**JOB:**
Print every line of the listing exactly, please.

**INPUT RECORDS:**
━━━━━━━━━━━━━━━━━━━━━━━━━━━━━━
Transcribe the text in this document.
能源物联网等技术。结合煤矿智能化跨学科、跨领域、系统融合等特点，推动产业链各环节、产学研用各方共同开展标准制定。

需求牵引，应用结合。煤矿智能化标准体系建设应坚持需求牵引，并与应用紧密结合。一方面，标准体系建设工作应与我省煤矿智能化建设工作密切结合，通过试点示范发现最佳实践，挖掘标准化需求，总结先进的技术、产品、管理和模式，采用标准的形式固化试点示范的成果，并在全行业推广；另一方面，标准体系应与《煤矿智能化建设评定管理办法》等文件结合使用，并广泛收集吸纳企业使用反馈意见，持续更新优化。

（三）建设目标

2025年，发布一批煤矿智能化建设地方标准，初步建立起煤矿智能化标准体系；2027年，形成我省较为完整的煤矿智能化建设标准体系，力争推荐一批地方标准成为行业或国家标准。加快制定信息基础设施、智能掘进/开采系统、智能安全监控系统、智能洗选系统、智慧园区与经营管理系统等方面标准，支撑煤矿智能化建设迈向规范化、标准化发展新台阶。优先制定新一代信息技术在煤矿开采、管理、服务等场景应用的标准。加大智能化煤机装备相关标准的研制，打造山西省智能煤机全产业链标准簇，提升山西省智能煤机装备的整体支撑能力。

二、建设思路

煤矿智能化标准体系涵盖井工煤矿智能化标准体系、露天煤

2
━━━━━━━━━━━━━━━━━━━━━━━━━━━━━━
**WORKED ANSWER:**
Transcribe the text in this document.
能源物联网等技术。结合煤矿智能化跨学科、跨领域、系统融合等特点，推动产业链各环节、产学研用各方共同开展标准制定。

需求牵引，应用结合。煤矿智能化标准体系建设应坚持需求牵引，并与应用紧密结合。一方面，标准体系建设工作应与我省煤矿智能化建设工作密切结合，通过试点示范发现最佳实践，挖掘标准化需求，总结先进的技术、产品、管理和模式，采用标准的形式固化试点示范的成果，并在全行业推广；另一方面，标准体系应与《煤矿智能化建设评定管理办法》等文件结合使用，并广泛收集吸纳企业使用反馈意见，持续更新优化。

（三）建设目标

2025年，发布一批煤矿智能化建设地方标准，初步建立起煤矿智能化标准体系；2027年，形成我省较为完整的煤矿智能化建设标准体系，力争推荐一批地方标准成为行业或国家标准。加快制定信息基础设施、智能掘进/开采系统、智能安全监控系统、智能洗选系统、智慧园区与经营管理系统等方面标准，支撑煤矿智能化建设迈向规范化、标准化发展新台阶。优先制定新一代信息技术在煤矿开采、管理、服务等场景应用的标准。加大智能化煤机装备相关标准的研制，打造山西省智能煤机全产业链标准簇，提升山西省智能煤机装备的整体支撑能力。

二、建设思路

煤矿智能化标准体系涵盖井工煤矿智能化标准体系、露天煤

2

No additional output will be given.